• _The task_:
Return every entry exactly as written.
━━━━━━━━━━━━━━━━━━━━
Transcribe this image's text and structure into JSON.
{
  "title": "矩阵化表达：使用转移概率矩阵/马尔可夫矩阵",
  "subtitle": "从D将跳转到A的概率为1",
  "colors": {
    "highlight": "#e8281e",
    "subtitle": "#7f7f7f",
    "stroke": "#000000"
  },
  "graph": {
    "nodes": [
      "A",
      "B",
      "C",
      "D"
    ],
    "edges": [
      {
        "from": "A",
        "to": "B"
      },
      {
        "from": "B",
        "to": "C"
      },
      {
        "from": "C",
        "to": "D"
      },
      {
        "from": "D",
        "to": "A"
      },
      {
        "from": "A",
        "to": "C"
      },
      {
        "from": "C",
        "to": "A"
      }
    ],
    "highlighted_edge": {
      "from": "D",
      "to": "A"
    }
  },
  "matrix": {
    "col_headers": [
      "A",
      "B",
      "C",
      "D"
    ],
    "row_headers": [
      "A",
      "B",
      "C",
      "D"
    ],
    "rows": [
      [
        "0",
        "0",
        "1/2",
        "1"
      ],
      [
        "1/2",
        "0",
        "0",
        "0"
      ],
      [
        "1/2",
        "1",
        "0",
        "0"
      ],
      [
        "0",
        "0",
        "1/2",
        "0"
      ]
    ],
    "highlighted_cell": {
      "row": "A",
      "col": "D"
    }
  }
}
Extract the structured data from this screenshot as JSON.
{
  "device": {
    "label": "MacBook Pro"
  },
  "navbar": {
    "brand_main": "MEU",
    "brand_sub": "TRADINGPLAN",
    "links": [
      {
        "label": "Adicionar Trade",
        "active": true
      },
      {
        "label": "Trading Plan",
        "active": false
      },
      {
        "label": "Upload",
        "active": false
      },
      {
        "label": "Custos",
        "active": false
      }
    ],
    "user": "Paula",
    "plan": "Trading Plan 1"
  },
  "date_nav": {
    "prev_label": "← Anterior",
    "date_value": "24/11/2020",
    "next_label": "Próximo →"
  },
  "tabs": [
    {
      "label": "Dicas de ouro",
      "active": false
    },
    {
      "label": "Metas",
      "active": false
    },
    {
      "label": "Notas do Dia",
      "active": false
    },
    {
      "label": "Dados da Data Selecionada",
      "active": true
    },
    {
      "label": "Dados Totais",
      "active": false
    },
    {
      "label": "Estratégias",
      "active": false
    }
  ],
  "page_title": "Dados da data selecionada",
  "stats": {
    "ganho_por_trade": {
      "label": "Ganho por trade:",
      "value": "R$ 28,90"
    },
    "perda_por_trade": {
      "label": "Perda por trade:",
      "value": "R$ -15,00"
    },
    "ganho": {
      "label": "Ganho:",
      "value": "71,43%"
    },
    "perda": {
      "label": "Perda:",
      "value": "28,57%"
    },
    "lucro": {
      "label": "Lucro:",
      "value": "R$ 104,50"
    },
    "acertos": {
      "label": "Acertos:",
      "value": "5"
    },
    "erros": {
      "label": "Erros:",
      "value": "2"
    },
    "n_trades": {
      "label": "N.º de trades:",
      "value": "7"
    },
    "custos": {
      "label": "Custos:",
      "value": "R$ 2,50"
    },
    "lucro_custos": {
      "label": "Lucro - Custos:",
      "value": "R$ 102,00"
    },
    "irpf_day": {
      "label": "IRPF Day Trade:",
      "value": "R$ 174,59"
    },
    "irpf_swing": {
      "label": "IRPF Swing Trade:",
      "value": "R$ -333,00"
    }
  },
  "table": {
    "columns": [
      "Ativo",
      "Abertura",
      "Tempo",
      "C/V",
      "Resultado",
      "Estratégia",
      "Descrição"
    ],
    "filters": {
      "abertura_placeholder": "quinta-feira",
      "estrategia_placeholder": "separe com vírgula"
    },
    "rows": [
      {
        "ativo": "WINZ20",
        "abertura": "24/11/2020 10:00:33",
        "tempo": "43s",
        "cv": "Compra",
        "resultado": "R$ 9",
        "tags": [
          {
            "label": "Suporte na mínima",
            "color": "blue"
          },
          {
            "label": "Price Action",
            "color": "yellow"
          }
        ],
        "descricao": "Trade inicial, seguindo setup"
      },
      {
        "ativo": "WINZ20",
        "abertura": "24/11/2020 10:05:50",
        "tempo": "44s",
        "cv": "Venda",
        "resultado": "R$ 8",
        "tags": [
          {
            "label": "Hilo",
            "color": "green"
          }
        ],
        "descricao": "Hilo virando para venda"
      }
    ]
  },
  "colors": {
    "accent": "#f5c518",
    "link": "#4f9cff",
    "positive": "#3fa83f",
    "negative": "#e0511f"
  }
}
━━━━━━━━━━━━━━━━━━━━
• _Output of the task_:
Transcribe this image's text and structure into JSON.
{
  "title": "矩阵化表达：使用转移概率矩阵/马尔可夫矩阵",
  "subtitle": "从D将跳转到A的概率为1",
  "colors": {
    "highlight": "#e8281e",
    "subtitle": "#7f7f7f",
    "stroke": "#000000"
  },
  "graph": {
    "nodes": [
      "A",
      "B",
      "C",
      "D"
    ],
    "edges": [
      {
        "from": "A",
        "to": "B"
      },
      {
        "from": "B",
        "to": "C"
      },
      {
        "from": "C",
        "to": "D"
      },
      {
        "from": "D",
        "to": "A"
      },
      {
        "from": "A",
        "to": "C"
      },
      {
        "from": "C",
        "to": "A"
      }
    ],
    "highlighted_edge": {
      "from": "D",
      "to": "A"
    }
  },
  "matrix": {
    "col_headers": [
      "A",
      "B",
      "C",
      "D"
    ],
    "row_headers": [
      "A",
      "B",
      "C",
      "D"
    ],
    "rows": [
      [
        "0",
        "0",
        "1/2",
        "1"
      ],
      [
        "1/2",
        "0",
        "0",
        "0"
      ],
      [
        "1/2",
        "1",
        "0",
        "0"
      ],
      [
        "0",
        "0",
        "1/2",
        "0"
      ]
    ],
    "highlighted_cell": {
      "row": "A",
      "col": "D"
    }
  }
}
Extract the structured data from this screenshot as JSON.
{
  "device": {
    "label": "MacBook Pro"
  },
  "navbar": {
    "brand_main": "MEU",
    "brand_sub": "TRADINGPLAN",
    "links": [
      {
        "label": "Adicionar Trade",
        "active": true
      },
      {
        "label": "Trading Plan",
        "active": false
      },
      {
        "label": "Upload",
        "active": false
      },
      {
        "label": "Custos",
        "active": false
      }
    ],
    "user": "Paula",
    "plan": "Trading Plan 1"
  },
  "date_nav": {
    "prev_label": "← Anterior",
    "date_value": "24/11/2020",
    "next_label": "Próximo →"
  },
  "tabs": [
    {
      "label": "Dicas de ouro",
      "active": false
    },
    {
      "label": "Metas",
      "active": false
    },
    {
      "label": "Notas do Dia",
      "active": false
    },
    {
      "label": "Dados da Data Selecionada",
      "active": true
    },
    {
      "label": "Dados Totais",
      "active": false
    },
    {
      "label": "Estratégias",
      "active": false
    }
  ],
  "page_title": "Dados da data selecionada",
  "stats": {
    "ganho_por_trade": {
      "label": "Ganho por trade:",
      "value": "R$ 28,90"
    },
    "perda_por_trade": {
      "label": "Perda por trade:",
      "value": "R$ -15,00"
    },
    "ganho": {
      "label": "Ganho:",
      "value": "71,43%"
    },
    "perda": {
      "label": "Perda:",
      "value": "28,57%"
    },
    "lucro": {
      "label": "Lucro:",
      "value": "R$ 104,50"
    },
    "acertos": {
      "label": "Acertos:",
      "value": "5"
    },
    "erros": {
      "label": "Erros:",
      "value": "2"
    },
    "n_trades": {
      "label": "N.º de trades:",
      "value": "7"
    },
    "custos": {
      "label": "Custos:",
      "value": "R$ 2,50"
    },
    "lucro_custos": {
      "label": "Lucro - Custos:",
      "value": "R$ 102,00"
    },
    "irpf_day": {
      "label": "IRPF Day Trade:",
      "value": "R$ 174,59"
    },
    "irpf_swing": {
      "label": "IRPF Swing Trade:",
      "value": "R$ -333,00"
    }
  },
  "table": {
    "columns": [
      "Ativo",
      "Abertura",
      "Tempo",
      "C/V",
      "Resultado",
      "Estratégia",
      "Descrição"
    ],
    "filters": {
      "abertura_placeholder": "quinta-feira",
      "estrategia_placeholder": "separe com vírgula"
    },
    "rows": [
      {
        "ativo": "WINZ20",
        "abertura": "24/11/2020 10:00:33",
        "tempo": "43s",
        "cv": "Compra",
        "resultado": "R$ 9",
        "tags": [
          {
            "label": "Suporte na mínima",
            "color": "blue"
          },
          {
            "label": "Price Action",
            "color": "yellow"
          }
        ],
        "descricao": "Trade inicial, seguindo setup"
      },
      {
        "ativo": "WINZ20",
        "abertura": "24/11/2020 10:05:50",
        "tempo": "44s",
        "cv": "Venda",
        "resultado": "R$ 8",
        "tags": [
          {
            "label": "Hilo",
            "color": "green"
          }
        ],
        "descricao": "Hilo virando para venda"
      }
    ]
  },
  "colors": {
    "accent": "#f5c518",
    "link": "#4f9cff",
    "positive": "#3fa83f",
    "negative": "#e0511f"
  }
}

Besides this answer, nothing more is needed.